→ Problem to work on
Return the records exactly as they are.

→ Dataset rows
◆ ◆ ◆
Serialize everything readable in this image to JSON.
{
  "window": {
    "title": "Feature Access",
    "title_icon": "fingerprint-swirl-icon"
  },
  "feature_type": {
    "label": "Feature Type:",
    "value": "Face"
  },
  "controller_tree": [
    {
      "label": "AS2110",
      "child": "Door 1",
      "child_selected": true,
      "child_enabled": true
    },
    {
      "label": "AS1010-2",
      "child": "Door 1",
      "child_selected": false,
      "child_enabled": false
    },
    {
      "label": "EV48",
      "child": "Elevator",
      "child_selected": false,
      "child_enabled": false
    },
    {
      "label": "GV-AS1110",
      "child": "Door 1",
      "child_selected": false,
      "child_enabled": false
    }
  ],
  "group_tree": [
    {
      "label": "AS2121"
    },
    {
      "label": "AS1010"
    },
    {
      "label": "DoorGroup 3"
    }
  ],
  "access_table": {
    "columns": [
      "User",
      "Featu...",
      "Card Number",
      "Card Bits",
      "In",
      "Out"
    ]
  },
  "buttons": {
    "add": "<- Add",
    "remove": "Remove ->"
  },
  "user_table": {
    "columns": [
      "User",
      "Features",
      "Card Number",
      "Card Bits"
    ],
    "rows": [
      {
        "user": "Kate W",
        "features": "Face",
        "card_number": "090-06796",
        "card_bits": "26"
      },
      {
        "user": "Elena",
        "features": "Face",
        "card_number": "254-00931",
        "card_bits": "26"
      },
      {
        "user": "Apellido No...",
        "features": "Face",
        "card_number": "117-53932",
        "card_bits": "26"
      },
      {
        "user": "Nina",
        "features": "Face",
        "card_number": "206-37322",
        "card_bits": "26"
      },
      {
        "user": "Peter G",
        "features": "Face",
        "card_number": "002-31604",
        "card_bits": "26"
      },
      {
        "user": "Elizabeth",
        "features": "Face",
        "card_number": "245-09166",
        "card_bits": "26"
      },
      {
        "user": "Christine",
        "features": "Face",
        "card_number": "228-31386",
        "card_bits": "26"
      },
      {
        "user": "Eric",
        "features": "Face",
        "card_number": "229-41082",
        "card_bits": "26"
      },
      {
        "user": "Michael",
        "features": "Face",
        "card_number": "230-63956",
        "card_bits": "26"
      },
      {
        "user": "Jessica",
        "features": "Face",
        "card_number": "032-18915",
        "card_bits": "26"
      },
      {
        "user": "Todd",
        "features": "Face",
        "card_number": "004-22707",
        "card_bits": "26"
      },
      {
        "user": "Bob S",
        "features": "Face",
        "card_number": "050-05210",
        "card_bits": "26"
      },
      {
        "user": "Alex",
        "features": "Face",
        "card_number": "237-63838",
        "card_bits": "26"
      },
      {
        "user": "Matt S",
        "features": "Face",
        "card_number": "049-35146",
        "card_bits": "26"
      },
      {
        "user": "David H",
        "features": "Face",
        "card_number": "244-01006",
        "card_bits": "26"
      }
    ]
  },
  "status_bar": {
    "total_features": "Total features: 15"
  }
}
◆ ◆ ◆
→ Result of this task
Serialize everything readable in this image to JSON.
{
  "window": {
    "title": "Feature Access",
    "title_icon": "fingerprint-swirl-icon"
  },
  "feature_type": {
    "label": "Feature Type:",
    "value": "Face"
  },
  "controller_tree": [
    {
      "label": "AS2110",
      "child": "Door 1",
      "child_selected": true,
      "child_enabled": true
    },
    {
      "label": "AS1010-2",
      "child": "Door 1",
      "child_selected": false,
      "child_enabled": false
    },
    {
      "label": "EV48",
      "child": "Elevator",
      "child_selected": false,
      "child_enabled": false
    },
    {
      "label": "GV-AS1110",
      "child": "Door 1",
      "child_selected": false,
      "child_enabled": false
    }
  ],
  "group_tree": [
    {
      "label": "AS2121"
    },
    {
      "label": "AS1010"
    },
    {
      "label": "DoorGroup 3"
    }
  ],
  "access_table": {
    "columns": [
      "User",
      "Featu...",
      "Card Number",
      "Card Bits",
      "In",
      "Out"
    ]
  },
  "buttons": {
    "add": "<- Add",
    "remove": "Remove ->"
  },
  "user_table": {
    "columns": [
      "User",
      "Features",
      "Card Number",
      "Card Bits"
    ],
    "rows": [
      {
        "user": "Kate W",
        "features": "Face",
        "card_number": "090-06796",
        "card_bits": "26"
      },
      {
        "user": "Elena",
        "features": "Face",
        "card_number": "254-00931",
        "card_bits": "26"
      },
      {
        "user": "Apellido No...",
        "features": "Face",
        "card_number": "117-53932",
        "card_bits": "26"
      },
      {
        "user": "Nina",
        "features": "Face",
        "card_number": "206-37322",
        "card_bits": "26"
      },
      {
        "user": "Peter G",
        "features": "Face",
        "card_number": "002-31604",
        "card_bits": "26"
      },
      {
        "user": "Elizabeth",
        "features": "Face",
        "card_number": "245-09166",
        "card_bits": "26"
      },
      {
        "user": "Christine",
        "features": "Face",
        "card_number": "228-31386",
        "card_bits": "26"
      },
      {
        "user": "Eric",
        "features": "Face",
        "card_number": "229-41082",
        "card_bits": "26"
      },
      {
        "user": "Michael",
        "features": "Face",
        "card_number": "230-63956",
        "card_bits": "26"
      },
      {
        "user": "Jessica",
        "features": "Face",
        "card_number": "032-18915",
        "card_bits": "26"
      },
      {
        "user": "Todd",
        "features": "Face",
        "card_number": "004-22707",
        "card_bits": "26"
      },
      {
        "user": "Bob S",
        "features": "Face",
        "card_number": "050-05210",
        "card_bits": "26"
      },
      {
        "user": "Alex",
        "features": "Face",
        "card_number": "237-63838",
        "card_bits": "26"
      },
      {
        "user": "Matt S",
        "features": "Face",
        "card_number": "049-35146",
        "card_bits": "26"
      },
      {
        "user": "David H",
        "features": "Face",
        "card_number": "244-01006",
        "card_bits": "26"
      }
    ]
  },
  "status_bar": {
    "total_features": "Total features: 15"
  }
}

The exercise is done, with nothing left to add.